● **Listed entries**:
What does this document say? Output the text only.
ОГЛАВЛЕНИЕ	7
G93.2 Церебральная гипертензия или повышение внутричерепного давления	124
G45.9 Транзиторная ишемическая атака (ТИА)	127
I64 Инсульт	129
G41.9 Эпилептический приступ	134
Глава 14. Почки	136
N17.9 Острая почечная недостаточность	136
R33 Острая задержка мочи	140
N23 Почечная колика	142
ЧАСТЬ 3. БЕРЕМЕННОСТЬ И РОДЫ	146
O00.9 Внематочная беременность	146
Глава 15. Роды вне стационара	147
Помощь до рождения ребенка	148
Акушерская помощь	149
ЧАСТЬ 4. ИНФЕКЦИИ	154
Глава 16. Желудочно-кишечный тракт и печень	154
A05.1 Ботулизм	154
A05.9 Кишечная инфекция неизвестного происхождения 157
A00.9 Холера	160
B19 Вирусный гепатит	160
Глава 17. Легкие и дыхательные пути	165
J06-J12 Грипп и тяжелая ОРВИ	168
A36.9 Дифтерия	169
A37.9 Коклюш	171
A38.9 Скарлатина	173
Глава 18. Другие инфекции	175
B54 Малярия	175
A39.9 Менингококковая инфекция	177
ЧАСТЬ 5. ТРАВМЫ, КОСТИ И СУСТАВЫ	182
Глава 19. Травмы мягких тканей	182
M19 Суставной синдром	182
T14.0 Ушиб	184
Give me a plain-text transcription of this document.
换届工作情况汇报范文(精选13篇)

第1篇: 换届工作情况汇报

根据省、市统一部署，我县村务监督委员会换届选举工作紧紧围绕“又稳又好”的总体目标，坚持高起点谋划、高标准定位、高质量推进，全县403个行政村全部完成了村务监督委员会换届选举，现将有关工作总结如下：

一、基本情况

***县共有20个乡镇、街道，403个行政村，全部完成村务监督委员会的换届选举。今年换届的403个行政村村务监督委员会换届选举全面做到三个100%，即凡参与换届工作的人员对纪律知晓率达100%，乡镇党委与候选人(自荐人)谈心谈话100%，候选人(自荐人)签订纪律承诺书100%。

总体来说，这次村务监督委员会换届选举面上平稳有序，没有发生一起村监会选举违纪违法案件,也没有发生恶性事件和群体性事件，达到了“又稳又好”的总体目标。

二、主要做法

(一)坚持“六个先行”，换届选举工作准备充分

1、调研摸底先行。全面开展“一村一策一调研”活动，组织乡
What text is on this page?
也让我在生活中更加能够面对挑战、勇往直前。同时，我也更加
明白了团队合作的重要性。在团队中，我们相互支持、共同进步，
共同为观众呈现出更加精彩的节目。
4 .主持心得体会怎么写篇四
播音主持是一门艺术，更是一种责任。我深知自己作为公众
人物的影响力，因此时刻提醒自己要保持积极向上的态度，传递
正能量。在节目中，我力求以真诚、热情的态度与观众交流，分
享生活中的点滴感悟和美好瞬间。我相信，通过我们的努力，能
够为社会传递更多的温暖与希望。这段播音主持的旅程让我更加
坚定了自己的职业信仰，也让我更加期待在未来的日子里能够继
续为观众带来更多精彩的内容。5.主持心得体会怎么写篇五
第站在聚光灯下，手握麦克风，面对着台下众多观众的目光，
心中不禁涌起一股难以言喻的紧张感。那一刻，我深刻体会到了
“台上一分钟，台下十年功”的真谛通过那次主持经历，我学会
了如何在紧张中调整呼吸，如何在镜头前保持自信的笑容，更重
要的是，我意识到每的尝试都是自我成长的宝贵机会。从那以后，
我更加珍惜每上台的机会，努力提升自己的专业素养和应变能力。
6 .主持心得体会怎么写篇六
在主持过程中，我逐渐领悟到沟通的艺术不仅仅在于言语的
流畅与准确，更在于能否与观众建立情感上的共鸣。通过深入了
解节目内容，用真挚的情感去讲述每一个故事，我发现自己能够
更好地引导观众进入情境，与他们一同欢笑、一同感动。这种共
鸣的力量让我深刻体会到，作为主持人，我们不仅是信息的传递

● **Stated goal**: Copy the data above exactly. Every line must be included.

● **Response to this exercise**:
What does this document say? Output the text only.
ОГЛАВЛЕНИЕ	7
G93.2 Церебральная гипертензия или повышение внутричерепного давления	124
G45.9 Транзиторная ишемическая атака (ТИА)	127
I64 Инсульт	129
G41.9 Эпилептический приступ	134
Глава 14. Почки	136
N17.9 Острая почечная недостаточность	136
R33 Острая задержка мочи	140
N23 Почечная колика	142
ЧАСТЬ 3. БЕРЕМЕННОСТЬ И РОДЫ	146
O00.9 Внематочная беременность	146
Глава 15. Роды вне стационара	147
Помощь до рождения ребенка	148
Акушерская помощь	149
ЧАСТЬ 4. ИНФЕКЦИИ	154
Глава 16. Желудочно-кишечный тракт и печень	154
A05.1 Ботулизм	154
A05.9 Кишечная инфекция неизвестного происхождения 157
A00.9 Холера	160
B19 Вирусный гепатит	160
Глава 17. Легкие и дыхательные пути	165
J06-J12 Грипп и тяжелая ОРВИ	168
A36.9 Дифтерия	169
A37.9 Коклюш	171
A38.9 Скарлатина	173
Глава 18. Другие инфекции	175
B54 Малярия	175
A39.9 Менингококковая инфекция	177
ЧАСТЬ 5. ТРАВМЫ, КОСТИ И СУСТАВЫ	182
Глава 19. Травмы мягких тканей	182
M19 Суставной синдром	182
T14.0 Ушиб	184
Give me a plain-text transcription of this document.
换届工作情况汇报范文(精选13篇)

第1篇: 换届工作情况汇报

根据省、市统一部署，我县村务监督委员会换届选举工作紧紧围绕“又稳又好”的总体目标，坚持高起点谋划、高标准定位、高质量推进，全县403个行政村全部完成了村务监督委员会换届选举，现将有关工作总结如下：

一、基本情况

***县共有20个乡镇、街道，403个行政村，全部完成村务监督委员会的换届选举。今年换届的403个行政村村务监督委员会换届选举全面做到三个100%，即凡参与换届工作的人员对纪律知晓率达100%，乡镇党委与候选人(自荐人)谈心谈话100%，候选人(自荐人)签订纪律承诺书100%。

总体来说，这次村务监督委员会换届选举面上平稳有序，没有发生一起村监会选举违纪违法案件,也没有发生恶性事件和群体性事件，达到了“又稳又好”的总体目标。

二、主要做法

(一)坚持“六个先行”，换届选举工作准备充分

1、调研摸底先行。全面开展“一村一策一调研”活动，组织乡
What text is on this page?
也让我在生活中更加能够面对挑战、勇往直前。同时，我也更加
明白了团队合作的重要性。在团队中，我们相互支持、共同进步，
共同为观众呈现出更加精彩的节目。
4 .主持心得体会怎么写篇四
播音主持是一门艺术，更是一种责任。我深知自己作为公众
人物的影响力，因此时刻提醒自己要保持积极向上的态度，传递
正能量。在节目中，我力求以真诚、热情的态度与观众交流，分
享生活中的点滴感悟和美好瞬间。我相信，通过我们的努力，能
够为社会传递更多的温暖与希望。这段播音主持的旅程让我更加
坚定了自己的职业信仰，也让我更加期待在未来的日子里能够继
续为观众带来更多精彩的内容。5.主持心得体会怎么写篇五
第站在聚光灯下，手握麦克风，面对着台下众多观众的目光，
心中不禁涌起一股难以言喻的紧张感。那一刻，我深刻体会到了
“台上一分钟，台下十年功”的真谛通过那次主持经历，我学会
了如何在紧张中调整呼吸，如何在镜头前保持自信的笑容，更重
要的是，我意识到每的尝试都是自我成长的宝贵机会。从那以后，
我更加珍惜每上台的机会，努力提升自己的专业素养和应变能力。
6 .主持心得体会怎么写篇六
在主持过程中，我逐渐领悟到沟通的艺术不仅仅在于言语的
流畅与准确，更在于能否与观众建立情感上的共鸣。通过深入了
解节目内容，用真挚的情感去讲述每一个故事，我发现自己能够
更好地引导观众进入情境，与他们一同欢笑、一同感动。这种共
鸣的力量让我深刻体会到，作为主持人，我们不仅是信息的传递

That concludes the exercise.